▶ _What needs to be done_: In this exercise, return the whole listing exactly, excluding any images.

▶ _Dataset excerpts_:
* Start *

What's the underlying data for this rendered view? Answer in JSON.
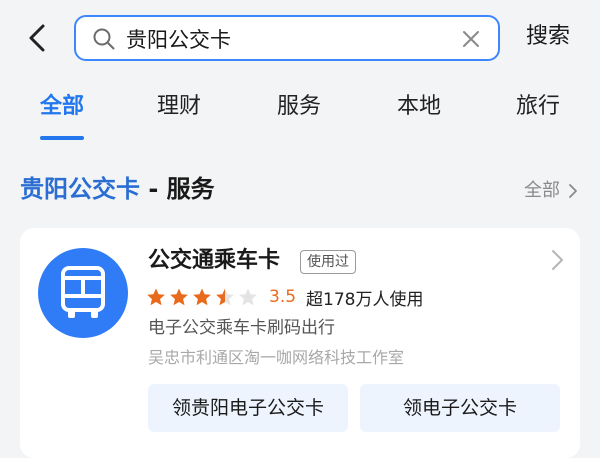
{
  "search": {
    "query": "贵阳公交卡",
    "button_label": "搜索"
  },
  "tabs": [
    {
      "label": "全部",
      "active": true
    },
    {
      "label": "理财",
      "active": false
    },
    {
      "label": "服务",
      "active": false
    },
    {
      "label": "本地",
      "active": false
    },
    {
      "label": "旅行",
      "active": false
    }
  ],
  "section": {
    "title_keyword": "贵阳公交卡",
    "title_rest": " - 服务",
    "more_label": "全部"
  },
  "result": {
    "name": "公交通乘车卡",
    "badge": "使用过",
    "rating": 3.5,
    "rating_text": "3.5",
    "users_text": "超178万人使用",
    "description": "电子公交乘车卡刷码出行",
    "developer": "吴忠市利通区淘一咖网络科技工作室",
    "actions": [
      {
        "label": "领贵阳电子公交卡"
      },
      {
        "label": "领电子公交卡"
      }
    ]
  },
  "colors": {
    "accent": "#2277ee",
    "icon_bg": "#2f7cf6",
    "star": "#e86a1a",
    "star_empty": "#e4e4e4"
  },
  "icons": {
    "back": "back-arrow-icon",
    "search": "search-icon",
    "clear": "close-icon",
    "app": "bus-icon",
    "chevron": "chevron-right-icon",
    "star": "star-icon"
  }
}
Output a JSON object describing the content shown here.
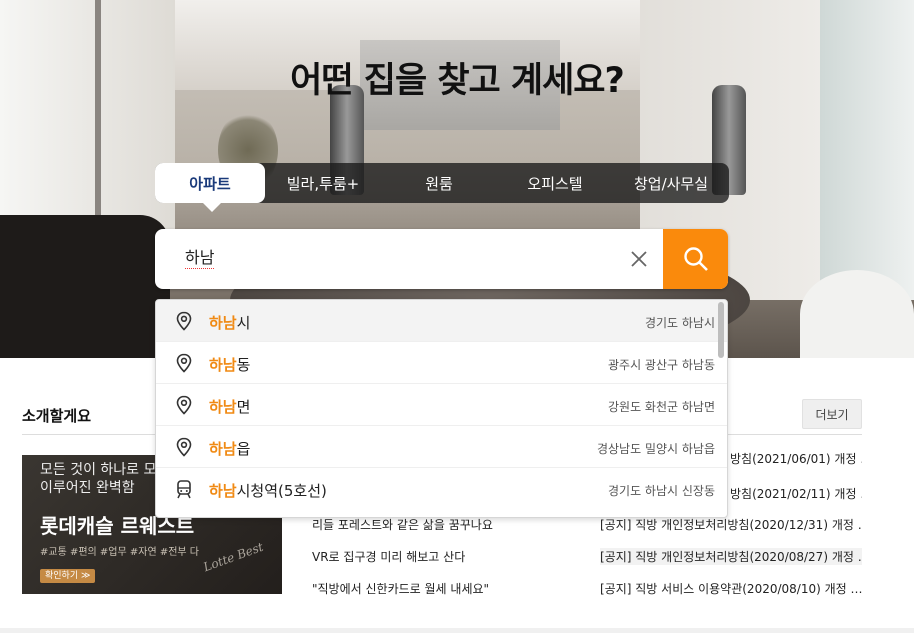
{
  "hero": {
    "headline": "어떤 집을 찾고 계세요?"
  },
  "tabs": [
    {
      "label": "아파트",
      "active": true
    },
    {
      "label": "빌라,투룸+",
      "active": false
    },
    {
      "label": "원룸",
      "active": false
    },
    {
      "label": "오피스텔",
      "active": false
    },
    {
      "label": "창업/사무실",
      "active": false
    }
  ],
  "search": {
    "value": "하남",
    "clear_icon": "close-icon",
    "button_icon": "search-icon",
    "accent_color": "#fa8a0c"
  },
  "suggestions": [
    {
      "match": "하남",
      "rest": "시",
      "address": "경기도 하남시",
      "icon": "location-pin-icon",
      "highlighted": true
    },
    {
      "match": "하남",
      "rest": "동",
      "address": "광주시 광산구 하남동",
      "icon": "location-pin-icon",
      "highlighted": false
    },
    {
      "match": "하남",
      "rest": "면",
      "address": "강원도 화천군 하남면",
      "icon": "location-pin-icon",
      "highlighted": false
    },
    {
      "match": "하남",
      "rest": "읍",
      "address": "경상남도 밀양시 하남읍",
      "icon": "location-pin-icon",
      "highlighted": false
    },
    {
      "match": "하남",
      "rest": "시청역(5호선)",
      "address": "경기도 하남시 신장동",
      "icon": "subway-icon",
      "highlighted": false
    }
  ],
  "intro": {
    "title": "소개할게요",
    "banner": {
      "line1": "모든 것이 하나로 모",
      "line2": "이루어진 완벽함",
      "line3": "롯데캐슬 르웨스트",
      "tags": "#교통 #편의 #업무 #자연 #전부 다",
      "button": "확인하기 ≫",
      "signature": "Lotte Best"
    },
    "news": [
      "리들 포레스트와 같은 삶을 꿈꾸나요",
      "VR로 집구경 미리 해보고 산다",
      "\"직방에서 신한카드로 월세 내세요\""
    ]
  },
  "notices": {
    "more_label": "더보기",
    "items": [
      "방침(2021/06/01) 개정 …",
      "방침(2021/02/11) 개정 …",
      "[공지] 직방 개인정보처리방침(2020/12/31) 개정 …",
      "[공지] 직방 개인정보처리방침(2020/08/27) 개정 …",
      "[공지] 직방 서비스 이용약관(2020/08/10) 개정 …"
    ]
  }
}
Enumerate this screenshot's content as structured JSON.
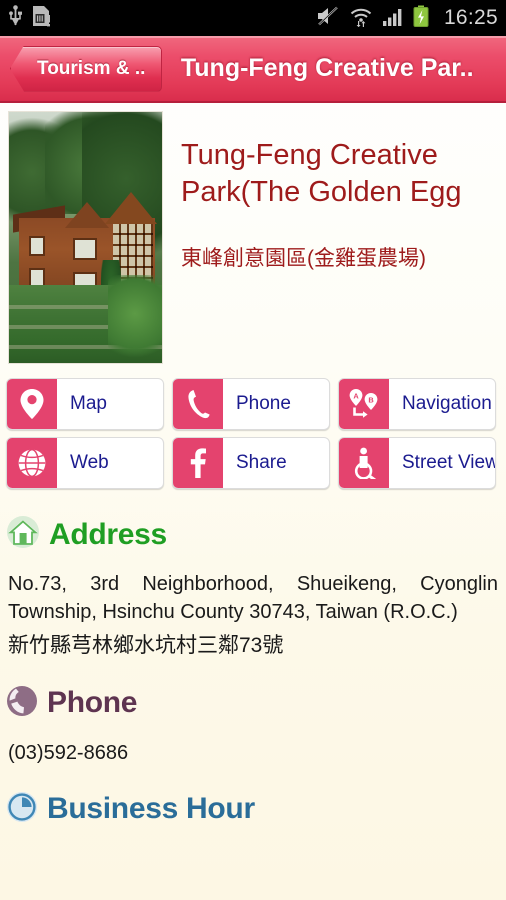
{
  "statusbar": {
    "time": "16:25",
    "icons": [
      "usb-icon",
      "sdcard-warning-icon",
      "mute-icon",
      "wifi-icon",
      "signal-icon",
      "battery-charging-icon"
    ]
  },
  "header": {
    "back_label": "Tourism & ..",
    "title": "Tung-Feng Creative Par.."
  },
  "hero": {
    "photo_alt": "wooden-lodge-photo",
    "title_en": "Tung-Feng Creative Park(The Golden Egg",
    "title_zh": "東峰創意園區(金雞蛋農場)"
  },
  "actions": [
    {
      "label": "Map",
      "icon": "map-pin-icon"
    },
    {
      "label": "Phone",
      "icon": "phone-handset-icon"
    },
    {
      "label": "Navigation",
      "icon": "navigation-ab-icon"
    },
    {
      "label": "Web",
      "icon": "globe-icon"
    },
    {
      "label": "Share",
      "icon": "facebook-icon"
    },
    {
      "label": "Street View",
      "icon": "pegman-icon"
    }
  ],
  "sections": {
    "address": {
      "heading": "Address",
      "icon": "home-icon",
      "text_en": "No.73, 3rd Neighborhood, Shueikeng, Cyonglin Township, Hsinchu County 30743, Taiwan (R.O.C.)",
      "text_zh": "新竹縣芎林鄉水坑村三鄰73號"
    },
    "phone": {
      "heading": "Phone",
      "icon": "phone-circle-icon",
      "number": "(03)592-8686"
    },
    "business_hour": {
      "heading": "Business Hour",
      "icon": "clock-icon"
    }
  },
  "colors": {
    "header_pink": "#e33a57",
    "button_pink": "#e4436e",
    "title_red": "#9e1b1b",
    "label_blue": "#1b1b8f",
    "address_green": "#1f9e23",
    "phone_purple": "#5e3450",
    "hour_blue": "#2a6d99",
    "battery_green": "#8ec63f"
  }
}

* End *

▶ _Finished exercise_:
What's the underlying data for this rendered view? Answer in JSON.
{
  "search": {
    "query": "贵阳公交卡",
    "button_label": "搜索"
  },
  "tabs": [
    {
      "label": "全部",
      "active": true
    },
    {
      "label": "理财",
      "active": false
    },
    {
      "label": "服务",
      "active": false
    },
    {
      "label": "本地",
      "active": false
    },
    {
      "label": "旅行",
      "active": false
    }
  ],
  "section": {
    "title_keyword": "贵阳公交卡",
    "title_rest": " - 服务",
    "more_label": "全部"
  },
  "result": {
    "name": "公交通乘车卡",
    "badge": "使用过",
    "rating": 3.5,
    "rating_text": "3.5",
    "users_text": "超178万人使用",
    "description": "电子公交乘车卡刷码出行",
    "developer": "吴忠市利通区淘一咖网络科技工作室",
    "actions": [
      {
        "label": "领贵阳电子公交卡"
      },
      {
        "label": "领电子公交卡"
      }
    ]
  },
  "colors": {
    "accent": "#2277ee",
    "icon_bg": "#2f7cf6",
    "star": "#e86a1a",
    "star_empty": "#e4e4e4"
  },
  "icons": {
    "back": "back-arrow-icon",
    "search": "search-icon",
    "clear": "close-icon",
    "app": "bus-icon",
    "chevron": "chevron-right-icon",
    "star": "star-icon"
  }
}
Output a JSON object describing the content shown here.
{
  "hero": {
    "headline": "어떤 집을 찾고 계세요?"
  },
  "tabs": [
    {
      "label": "아파트",
      "active": true
    },
    {
      "label": "빌라,투룸+",
      "active": false
    },
    {
      "label": "원룸",
      "active": false
    },
    {
      "label": "오피스텔",
      "active": false
    },
    {
      "label": "창업/사무실",
      "active": false
    }
  ],
  "search": {
    "value": "하남",
    "clear_icon": "close-icon",
    "button_icon": "search-icon",
    "accent_color": "#fa8a0c"
  },
  "suggestions": [
    {
      "match": "하남",
      "rest": "시",
      "address": "경기도 하남시",
      "icon": "location-pin-icon",
      "highlighted": true
    },
    {
      "match": "하남",
      "rest": "동",
      "address": "광주시 광산구 하남동",
      "icon": "location-pin-icon",
      "highlighted": false
    },
    {
      "match": "하남",
      "rest": "면",
      "address": "강원도 화천군 하남면",
      "icon": "location-pin-icon",
      "highlighted": false
    },
    {
      "match": "하남",
      "rest": "읍",
      "address": "경상남도 밀양시 하남읍",
      "icon": "location-pin-icon",
      "highlighted": false
    },
    {
      "match": "하남",
      "rest": "시청역(5호선)",
      "address": "경기도 하남시 신장동",
      "icon": "subway-icon",
      "highlighted": false
    }
  ],
  "intro": {
    "title": "소개할게요",
    "banner": {
      "line1": "모든 것이 하나로 모",
      "line2": "이루어진 완벽함",
      "line3": "롯데캐슬 르웨스트",
      "tags": "#교통 #편의 #업무 #자연 #전부 다",
      "button": "확인하기 ≫",
      "signature": "Lotte Best"
    },
    "news": [
      "리들 포레스트와 같은 삶을 꿈꾸나요",
      "VR로 집구경 미리 해보고 산다",
      "\"직방에서 신한카드로 월세 내세요\""
    ]
  },
  "notices": {
    "more_label": "더보기",
    "items": [
      "방침(2021/06/01) 개정 …",
      "방침(2021/02/11) 개정 …",
      "[공지] 직방 개인정보처리방침(2020/12/31) 개정 …",
      "[공지] 직방 개인정보처리방침(2020/08/27) 개정 …",
      "[공지] 직방 서비스 이용약관(2020/08/10) 개정 …"
    ]
  }
}
Enumerate this screenshot's content as structured JSON.
{
  "statusbar": {
    "time": "16:25",
    "icons": [
      "usb-icon",
      "sdcard-warning-icon",
      "mute-icon",
      "wifi-icon",
      "signal-icon",
      "battery-charging-icon"
    ]
  },
  "header": {
    "back_label": "Tourism & ..",
    "title": "Tung-Feng Creative Par.."
  },
  "hero": {
    "photo_alt": "wooden-lodge-photo",
    "title_en": "Tung-Feng Creative Park(The Golden Egg",
    "title_zh": "東峰創意園區(金雞蛋農場)"
  },
  "actions": [
    {
      "label": "Map",
      "icon": "map-pin-icon"
    },
    {
      "label": "Phone",
      "icon": "phone-handset-icon"
    },
    {
      "label": "Navigation",
      "icon": "navigation-ab-icon"
    },
    {
      "label": "Web",
      "icon": "globe-icon"
    },
    {
      "label": "Share",
      "icon": "facebook-icon"
    },
    {
      "label": "Street View",
      "icon": "pegman-icon"
    }
  ],
  "sections": {
    "address": {
      "heading": "Address",
      "icon": "home-icon",
      "text_en": "No.73, 3rd Neighborhood, Shueikeng, Cyonglin Township, Hsinchu County 30743, Taiwan (R.O.C.)",
      "text_zh": "新竹縣芎林鄉水坑村三鄰73號"
    },
    "phone": {
      "heading": "Phone",
      "icon": "phone-circle-icon",
      "number": "(03)592-8686"
    },
    "business_hour": {
      "heading": "Business Hour",
      "icon": "clock-icon"
    }
  },
  "colors": {
    "header_pink": "#e33a57",
    "button_pink": "#e4436e",
    "title_red": "#9e1b1b",
    "label_blue": "#1b1b8f",
    "address_green": "#1f9e23",
    "phone_purple": "#5e3450",
    "hour_blue": "#2a6d99",
    "battery_green": "#8ec63f"
  }
}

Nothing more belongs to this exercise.